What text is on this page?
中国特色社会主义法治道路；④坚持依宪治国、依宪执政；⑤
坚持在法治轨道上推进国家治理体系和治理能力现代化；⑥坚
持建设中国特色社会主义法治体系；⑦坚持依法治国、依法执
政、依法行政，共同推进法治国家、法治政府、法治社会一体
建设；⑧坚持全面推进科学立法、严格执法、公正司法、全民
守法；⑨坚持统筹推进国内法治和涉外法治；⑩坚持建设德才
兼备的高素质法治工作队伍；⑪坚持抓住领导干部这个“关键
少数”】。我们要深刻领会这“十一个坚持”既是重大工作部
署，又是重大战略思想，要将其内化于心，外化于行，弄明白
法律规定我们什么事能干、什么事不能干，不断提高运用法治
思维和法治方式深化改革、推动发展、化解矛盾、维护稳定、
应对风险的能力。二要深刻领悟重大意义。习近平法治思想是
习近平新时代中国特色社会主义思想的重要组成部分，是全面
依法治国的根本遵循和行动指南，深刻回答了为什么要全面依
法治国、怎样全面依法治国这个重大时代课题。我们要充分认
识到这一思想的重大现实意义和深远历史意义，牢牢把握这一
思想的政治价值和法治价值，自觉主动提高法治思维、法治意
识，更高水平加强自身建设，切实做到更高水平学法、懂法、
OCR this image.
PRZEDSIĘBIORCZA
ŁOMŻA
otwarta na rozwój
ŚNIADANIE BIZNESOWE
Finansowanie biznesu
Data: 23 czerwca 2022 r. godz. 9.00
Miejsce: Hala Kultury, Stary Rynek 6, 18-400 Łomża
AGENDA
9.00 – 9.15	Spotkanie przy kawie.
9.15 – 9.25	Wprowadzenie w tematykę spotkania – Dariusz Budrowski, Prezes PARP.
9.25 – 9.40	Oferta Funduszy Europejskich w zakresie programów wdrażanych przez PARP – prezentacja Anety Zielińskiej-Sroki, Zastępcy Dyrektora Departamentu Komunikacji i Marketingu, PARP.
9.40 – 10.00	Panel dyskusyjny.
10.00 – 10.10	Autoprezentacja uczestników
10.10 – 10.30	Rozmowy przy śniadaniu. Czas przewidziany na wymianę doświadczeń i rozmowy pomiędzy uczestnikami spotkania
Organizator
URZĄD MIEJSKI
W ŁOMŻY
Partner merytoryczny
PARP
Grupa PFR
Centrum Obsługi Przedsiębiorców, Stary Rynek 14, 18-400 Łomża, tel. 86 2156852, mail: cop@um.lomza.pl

TASK REQUIREMENTS:
Scan the material for lines with the word "przy", and copy each line you find.

ANSWER FOR THE TASK:
9.00 – 9.15	Spotkanie przy kawie.
10.10 – 10.30	Rozmowy przy śniadaniu. Czas przewidziany na wymianę doświadczeń i rozmowy pomiędzy uczestnikami spotkania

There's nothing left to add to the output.